▸ **GIVEN DATA**

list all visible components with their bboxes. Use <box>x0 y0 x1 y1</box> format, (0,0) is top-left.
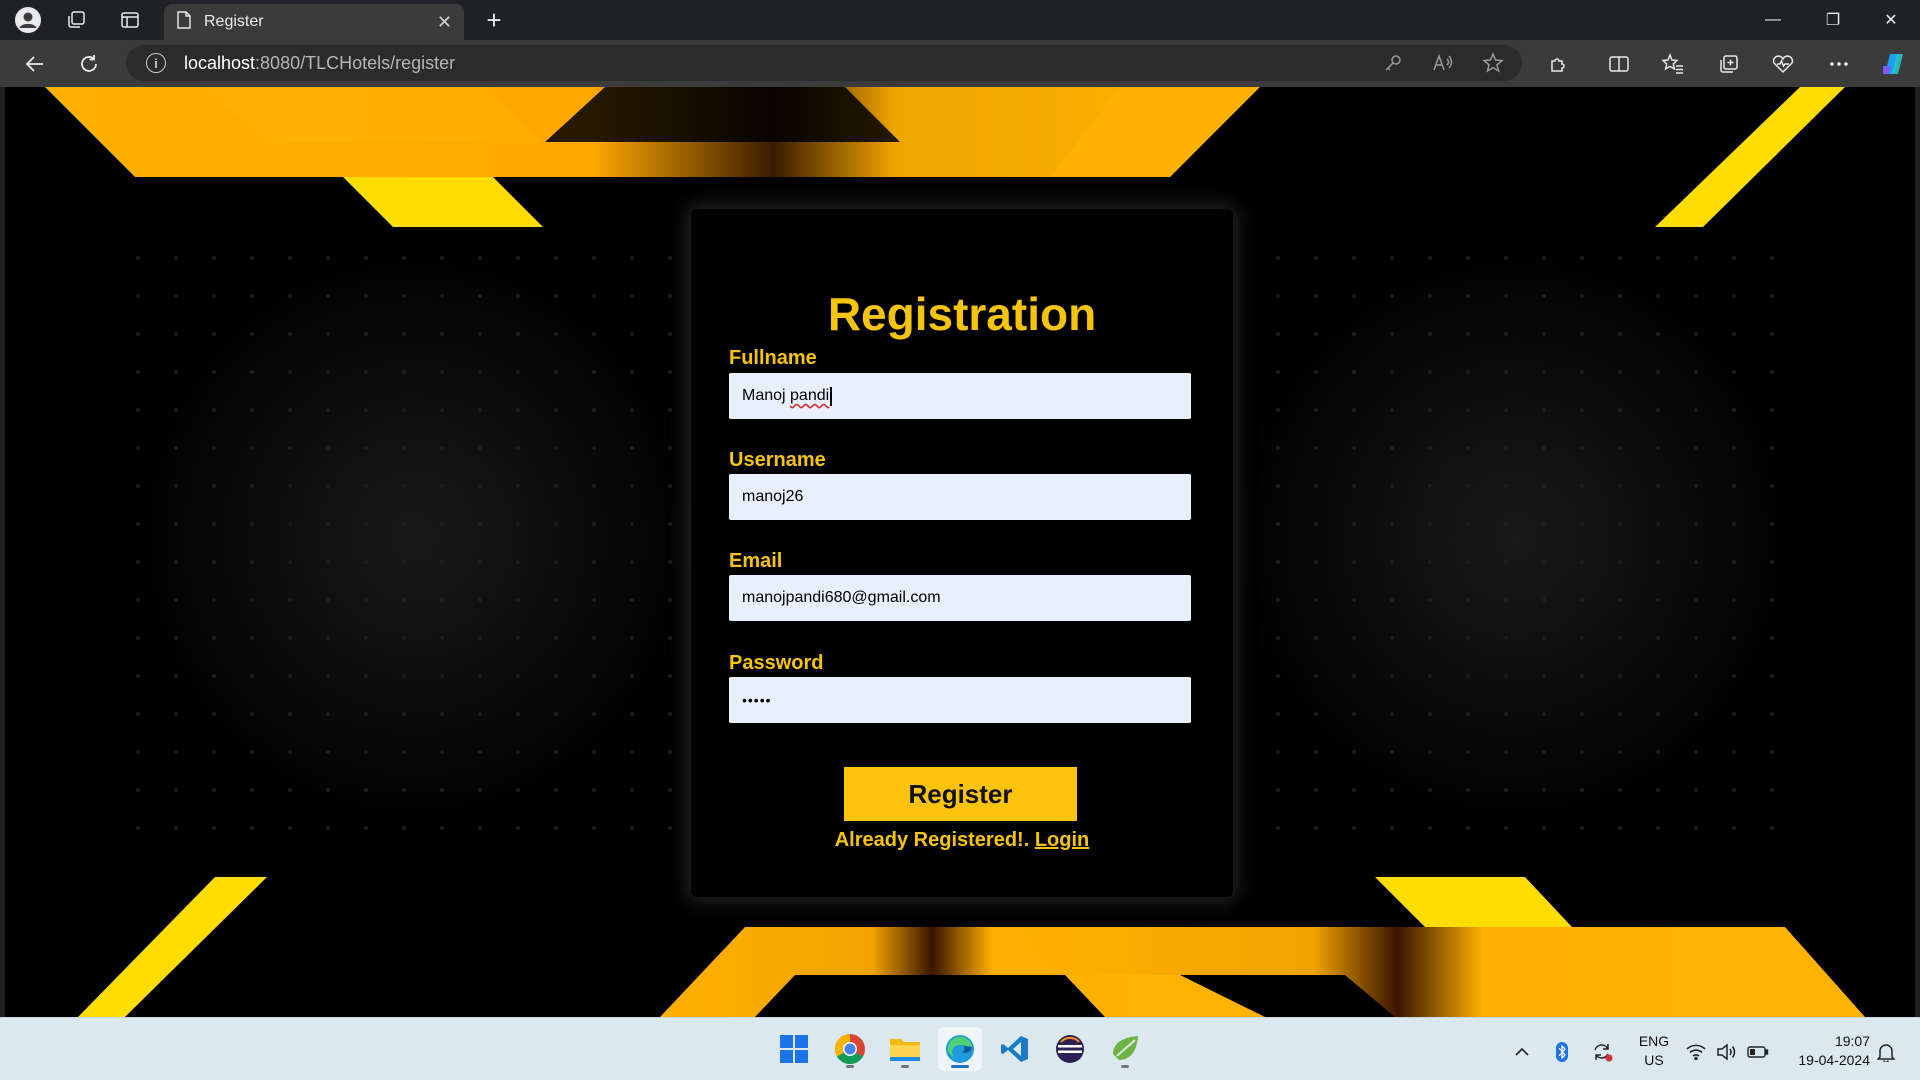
spring-tools-icon[interactable] <box>1103 1027 1147 1071</box>
already-registered-text: Already Registered!. Login <box>691 829 1233 852</box>
close-tab-icon[interactable]: ✕ <box>437 12 452 33</box>
language-code: ENG <box>1638 1033 1670 1049</box>
address-host: localhost <box>184 52 256 73</box>
browser-tab-bar: Register ✕ + — ❐ ✕ <box>0 0 1920 40</box>
password-input[interactable]: ••••• <box>729 677 1191 723</box>
eclipse-icon[interactable] <box>1048 1027 1092 1071</box>
address-bar[interactable]: i localhost:8080/TLCHotels/register <box>126 45 1522 81</box>
extensions-icon[interactable] <box>1544 49 1574 79</box>
tab-register[interactable]: Register ✕ <box>164 4 464 40</box>
volume-icon[interactable] <box>1714 1040 1738 1064</box>
read-aloud-icon[interactable] <box>1430 50 1456 76</box>
fullname-input[interactable]: Manoj pandi <box>729 373 1191 419</box>
workspaces-icon[interactable] <box>62 6 90 34</box>
email-label: Email <box>729 550 783 572</box>
new-tab-button[interactable]: + <box>478 4 510 36</box>
region-code: US <box>1644 1052 1664 1068</box>
tab-title: Register <box>204 13 264 30</box>
favorites-icon[interactable] <box>1658 49 1688 79</box>
language-indicator[interactable]: ENG US <box>1636 1032 1672 1070</box>
refresh-icon[interactable] <box>74 49 104 79</box>
file-explorer-icon[interactable] <box>883 1027 927 1071</box>
already-registered-label: Already Registered!. <box>834 829 1035 851</box>
text-caret <box>830 386 833 406</box>
wifi-icon[interactable] <box>1684 1040 1708 1064</box>
clock-date: 19-04-2024 <box>1798 1052 1870 1068</box>
edge-icon[interactable] <box>938 1027 982 1071</box>
vscode-icon[interactable] <box>993 1027 1037 1071</box>
login-link[interactable]: Login <box>1035 829 1089 851</box>
password-label: Password <box>729 652 824 674</box>
bluetooth-icon[interactable] <box>1550 1040 1574 1064</box>
close-window-button[interactable]: ✕ <box>1866 0 1916 40</box>
windows-start-icon[interactable] <box>772 1027 816 1071</box>
more-options-icon[interactable] <box>1824 49 1854 79</box>
notifications-icon[interactable] <box>1874 1040 1898 1064</box>
taskbar: ENG US 19:07 19-04-2024 <box>0 1017 1920 1080</box>
sync-icon[interactable] <box>1590 1040 1614 1064</box>
collections-icon[interactable] <box>1714 49 1744 79</box>
key-icon[interactable] <box>1380 50 1406 76</box>
fullname-label: Fullname <box>729 347 817 369</box>
browser-essentials-icon[interactable] <box>1768 49 1798 79</box>
restore-button[interactable]: ❐ <box>1808 0 1858 40</box>
register-button[interactable]: Register <box>844 767 1077 821</box>
minimize-button[interactable]: — <box>1748 0 1798 40</box>
password-value: ••••• <box>742 692 772 708</box>
copilot-icon[interactable] <box>1878 49 1908 79</box>
show-hidden-icons-icon[interactable] <box>1510 1040 1534 1064</box>
chrome-icon[interactable] <box>828 1027 872 1071</box>
vertical-tabs-icon[interactable] <box>116 6 144 34</box>
site-info-icon[interactable]: i <box>146 53 166 73</box>
back-icon[interactable] <box>20 49 50 79</box>
username-label: Username <box>729 449 826 471</box>
system-clock[interactable]: 19:07 19-04-2024 <box>1780 1032 1870 1070</box>
email-value: manojpandi680@gmail.com <box>742 589 941 606</box>
browser-toolbar: i localhost:8080/TLCHotels/register <box>0 40 1920 87</box>
registration-card: Registration Fullname Manoj pandi Userna… <box>691 209 1233 897</box>
split-screen-icon[interactable] <box>1604 49 1634 79</box>
username-value: manoj26 <box>742 488 804 505</box>
clock-time: 19:07 <box>1834 1033 1870 1049</box>
username-input[interactable]: manoj26 <box>729 474 1191 520</box>
profile-icon[interactable] <box>14 6 42 34</box>
battery-icon[interactable] <box>1746 1040 1770 1064</box>
favorite-star-icon[interactable] <box>1480 50 1506 76</box>
page-icon <box>176 10 192 34</box>
page-title: Registration <box>827 288 1097 340</box>
address-path: :8080/TLCHotels/register <box>255 52 456 73</box>
page-viewport: Registration Fullname Manoj pandi Userna… <box>5 87 1915 1017</box>
fullname-value: Manoj pandi <box>742 387 830 404</box>
email-input[interactable]: manojpandi680@gmail.com <box>729 575 1191 621</box>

▸ **EXERCISE GOAL**
Copy every line above word for word, leaving out the pictures.

▸ **EXERCISE ANSWER**
list all visible components with their bboxes. Use <box>x0 y0 x1 y1</box> format, (0,0) is top-left.
spring-tools-icon[interactable] <box>1103 1027 1147 1071</box>
already-registered-text: Already Registered!. Login <box>691 829 1233 852</box>
close-tab-icon[interactable]: ✕ <box>437 12 452 33</box>
language-code: ENG <box>1638 1033 1670 1049</box>
address-host: localhost <box>184 52 256 73</box>
browser-tab-bar: Register ✕ + — ❐ ✕ <box>0 0 1920 40</box>
password-input[interactable]: ••••• <box>729 677 1191 723</box>
eclipse-icon[interactable] <box>1048 1027 1092 1071</box>
address-bar[interactable]: i localhost:8080/TLCHotels/register <box>126 45 1522 81</box>
extensions-icon[interactable] <box>1544 49 1574 79</box>
tab-register[interactable]: Register ✕ <box>164 4 464 40</box>
volume-icon[interactable] <box>1714 1040 1738 1064</box>
read-aloud-icon[interactable] <box>1430 50 1456 76</box>
fullname-input[interactable]: Manoj pandi <box>729 373 1191 419</box>
workspaces-icon[interactable] <box>62 6 90 34</box>
email-label: Email <box>729 550 783 572</box>
new-tab-button[interactable]: + <box>478 4 510 36</box>
region-code: US <box>1644 1052 1664 1068</box>
tab-title: Register <box>204 13 264 30</box>
favorites-icon[interactable] <box>1658 49 1688 79</box>
language-indicator[interactable]: ENG US <box>1636 1032 1672 1070</box>
refresh-icon[interactable] <box>74 49 104 79</box>
file-explorer-icon[interactable] <box>883 1027 927 1071</box>
already-registered-label: Already Registered!. <box>834 829 1035 851</box>
text-caret <box>830 386 833 406</box>
wifi-icon[interactable] <box>1684 1040 1708 1064</box>
clock-date: 19-04-2024 <box>1798 1052 1870 1068</box>
edge-icon[interactable] <box>938 1027 982 1071</box>
vscode-icon[interactable] <box>993 1027 1037 1071</box>
login-link[interactable]: Login <box>1035 829 1089 851</box>
password-label: Password <box>729 652 824 674</box>
bluetooth-icon[interactable] <box>1550 1040 1574 1064</box>
close-window-button[interactable]: ✕ <box>1866 0 1916 40</box>
windows-start-icon[interactable] <box>772 1027 816 1071</box>
more-options-icon[interactable] <box>1824 49 1854 79</box>
notifications-icon[interactable] <box>1874 1040 1898 1064</box>
taskbar: ENG US 19:07 19-04-2024 <box>0 1017 1920 1080</box>
sync-icon[interactable] <box>1590 1040 1614 1064</box>
collections-icon[interactable] <box>1714 49 1744 79</box>
key-icon[interactable] <box>1380 50 1406 76</box>
fullname-label: Fullname <box>729 347 817 369</box>
browser-essentials-icon[interactable] <box>1768 49 1798 79</box>
restore-button[interactable]: ❐ <box>1808 0 1858 40</box>
register-button[interactable]: Register <box>844 767 1077 821</box>
minimize-button[interactable]: — <box>1748 0 1798 40</box>
password-value: ••••• <box>742 692 772 708</box>
copilot-icon[interactable] <box>1878 49 1908 79</box>
show-hidden-icons-icon[interactable] <box>1510 1040 1534 1064</box>
chrome-icon[interactable] <box>828 1027 872 1071</box>
vertical-tabs-icon[interactable] <box>116 6 144 34</box>
site-info-icon[interactable]: i <box>146 53 166 73</box>
back-icon[interactable] <box>20 49 50 79</box>
username-label: Username <box>729 449 826 471</box>
system-clock[interactable]: 19:07 19-04-2024 <box>1780 1032 1870 1070</box>
email-value: manojpandi680@gmail.com <box>742 589 941 606</box>
browser-toolbar: i localhost:8080/TLCHotels/register <box>0 40 1920 87</box>
registration-card: Registration Fullname Manoj pandi Userna… <box>691 209 1233 897</box>
split-screen-icon[interactable] <box>1604 49 1634 79</box>
username-value: manoj26 <box>742 488 804 505</box>
clock-time: 19:07 <box>1834 1033 1870 1049</box>
username-input[interactable]: manoj26 <box>729 474 1191 520</box>
profile-icon[interactable] <box>14 6 42 34</box>
battery-icon[interactable] <box>1746 1040 1770 1064</box>
favorite-star-icon[interactable] <box>1480 50 1506 76</box>
page-icon <box>176 10 192 34</box>
page-title: Registration <box>827 288 1097 340</box>
address-path: :8080/TLCHotels/register <box>255 52 456 73</box>
page-viewport: Registration Fullname Manoj pandi Userna… <box>5 87 1915 1017</box>
fullname-value: Manoj pandi <box>742 387 830 404</box>
email-input[interactable]: manojpandi680@gmail.com <box>729 575 1191 621</box>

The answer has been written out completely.